● **DATASET EXTRACT**:
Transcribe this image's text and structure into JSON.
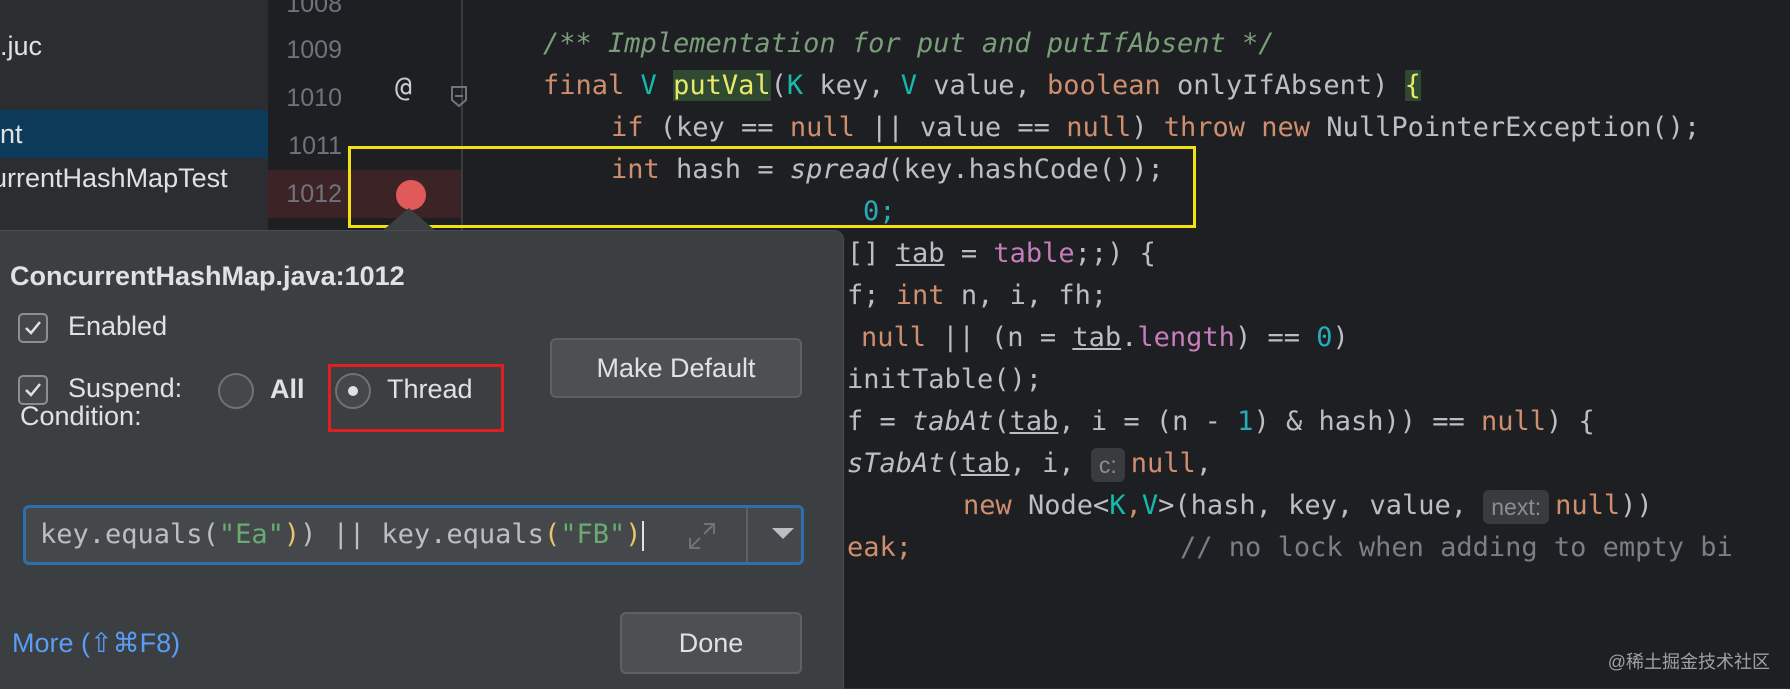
{
  "project_tree": {
    "items": [
      {
        "label": ".juc"
      },
      {
        "label": "nt"
      },
      {
        "label": "urrentHashMapTest"
      }
    ]
  },
  "editor": {
    "line_numbers": [
      "1008",
      "1009",
      "1010",
      "1011",
      "1012"
    ],
    "code": {
      "l1009": "/** Implementation for put and putIfAbsent */",
      "l1010_a": "final ",
      "l1010_v": "V ",
      "l1010_fn": "putVal",
      "l1010_b": "(",
      "l1010_k": "K",
      "l1010_c": " key, ",
      "l1010_v2": "V",
      "l1010_d": " value, ",
      "l1010_bool": "boolean",
      "l1010_e": " onlyIfAbsent) ",
      "l1010_brace": "{",
      "l1011_if": "if",
      "l1011_a": " (key == ",
      "l1011_null1": "null",
      "l1011_b": " || value == ",
      "l1011_null2": "null",
      "l1011_c": ") ",
      "l1011_throw": "throw new",
      "l1011_d": " NullPointerException();",
      "l1012_int": "int",
      "l1012_a": " hash = ",
      "l1012_spread": "spread",
      "l1012_b": "(key.hashCode());",
      "l1013": "0;",
      "l1014_a": "[] ",
      "l1014_tab": "tab",
      "l1014_b": " = ",
      "l1014_table": "table",
      "l1014_c": ";;) {",
      "l1015_a": "f; ",
      "l1015_int": "int",
      "l1015_b": " n, i, fh;",
      "l1016_null": "null",
      "l1016_a": " || (n = ",
      "l1016_tab": "tab",
      "l1016_dot": ".",
      "l1016_len": "length",
      "l1016_b": ") == ",
      "l1016_zero": "0",
      "l1016_c": ")",
      "l1017": "initTable();",
      "l1018_a": "f = ",
      "l1018_fn": "tabAt",
      "l1018_b": "(",
      "l1018_tab": "tab",
      "l1018_c": ", i = (n - ",
      "l1018_one": "1",
      "l1018_d": ") & hash)) == ",
      "l1018_null": "null",
      "l1018_e": ") {",
      "l1019_fn": "sTabAt",
      "l1019_a": "(",
      "l1019_tab": "tab",
      "l1019_b": ", i, ",
      "l1019_hint": "c:",
      "l1019_null": "null",
      "l1019_c": ",",
      "l1020_new": "new",
      "l1020_a": " Node<",
      "l1020_k": "K",
      "l1020_comma": ",",
      "l1020_v": "V",
      "l1020_b": ">(hash, key, value, ",
      "l1020_hint": "next:",
      "l1020_null": "null",
      "l1020_c": "))",
      "l1021_a": "eak;",
      "l1021_cm": "// no lock when adding to empty bi"
    }
  },
  "breakpoint_popup": {
    "title": "ConcurrentHashMap.java:1012",
    "enabled_label": "Enabled",
    "enabled_checked": true,
    "suspend_label": "Suspend:",
    "suspend_checked": true,
    "suspend_all_label": "All",
    "suspend_thread_label": "Thread",
    "suspend_selected": "Thread",
    "make_default_label": "Make Default",
    "condition_label": "Condition:",
    "condition": {
      "p1": "key.equals(",
      "s1": "\"Ea\"",
      "p2": ") || key.equals",
      "lp": "(",
      "s2": "\"FB\"",
      "rp": ")"
    },
    "more_label": "More (⇧⌘F8)",
    "done_label": "Done"
  },
  "watermark": "@稀土掘金技术社区",
  "colors": {
    "breakpoint": "#e15a5a",
    "highlight_yellow": "#f0e014",
    "highlight_red": "#e02020",
    "link": "#589df6"
  }
}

● **YOUR TASK**: Write out the full set of lines verbatim, without the pictures.

● **OUTPUT FOR THIS EXERCISE**:
Transcribe this image's text and structure into JSON.
{
  "project_tree": {
    "items": [
      {
        "label": ".juc"
      },
      {
        "label": "nt"
      },
      {
        "label": "urrentHashMapTest"
      }
    ]
  },
  "editor": {
    "line_numbers": [
      "1008",
      "1009",
      "1010",
      "1011",
      "1012"
    ],
    "code": {
      "l1009": "/** Implementation for put and putIfAbsent */",
      "l1010_a": "final ",
      "l1010_v": "V ",
      "l1010_fn": "putVal",
      "l1010_b": "(",
      "l1010_k": "K",
      "l1010_c": " key, ",
      "l1010_v2": "V",
      "l1010_d": " value, ",
      "l1010_bool": "boolean",
      "l1010_e": " onlyIfAbsent) ",
      "l1010_brace": "{",
      "l1011_if": "if",
      "l1011_a": " (key == ",
      "l1011_null1": "null",
      "l1011_b": " || value == ",
      "l1011_null2": "null",
      "l1011_c": ") ",
      "l1011_throw": "throw new",
      "l1011_d": " NullPointerException();",
      "l1012_int": "int",
      "l1012_a": " hash = ",
      "l1012_spread": "spread",
      "l1012_b": "(key.hashCode());",
      "l1013": "0;",
      "l1014_a": "[] ",
      "l1014_tab": "tab",
      "l1014_b": " = ",
      "l1014_table": "table",
      "l1014_c": ";;) {",
      "l1015_a": "f; ",
      "l1015_int": "int",
      "l1015_b": " n, i, fh;",
      "l1016_null": "null",
      "l1016_a": " || (n = ",
      "l1016_tab": "tab",
      "l1016_dot": ".",
      "l1016_len": "length",
      "l1016_b": ") == ",
      "l1016_zero": "0",
      "l1016_c": ")",
      "l1017": "initTable();",
      "l1018_a": "f = ",
      "l1018_fn": "tabAt",
      "l1018_b": "(",
      "l1018_tab": "tab",
      "l1018_c": ", i = (n - ",
      "l1018_one": "1",
      "l1018_d": ") & hash)) == ",
      "l1018_null": "null",
      "l1018_e": ") {",
      "l1019_fn": "sTabAt",
      "l1019_a": "(",
      "l1019_tab": "tab",
      "l1019_b": ", i, ",
      "l1019_hint": "c:",
      "l1019_null": "null",
      "l1019_c": ",",
      "l1020_new": "new",
      "l1020_a": " Node<",
      "l1020_k": "K",
      "l1020_comma": ",",
      "l1020_v": "V",
      "l1020_b": ">(hash, key, value, ",
      "l1020_hint": "next:",
      "l1020_null": "null",
      "l1020_c": "))",
      "l1021_a": "eak;",
      "l1021_cm": "// no lock when adding to empty bi"
    }
  },
  "breakpoint_popup": {
    "title": "ConcurrentHashMap.java:1012",
    "enabled_label": "Enabled",
    "enabled_checked": true,
    "suspend_label": "Suspend:",
    "suspend_checked": true,
    "suspend_all_label": "All",
    "suspend_thread_label": "Thread",
    "suspend_selected": "Thread",
    "make_default_label": "Make Default",
    "condition_label": "Condition:",
    "condition": {
      "p1": "key.equals(",
      "s1": "\"Ea\"",
      "p2": ") || key.equals",
      "lp": "(",
      "s2": "\"FB\"",
      "rp": ")"
    },
    "more_label": "More (⇧⌘F8)",
    "done_label": "Done"
  },
  "watermark": "@稀土掘金技术社区",
  "colors": {
    "breakpoint": "#e15a5a",
    "highlight_yellow": "#f0e014",
    "highlight_red": "#e02020",
    "link": "#589df6"
  }
}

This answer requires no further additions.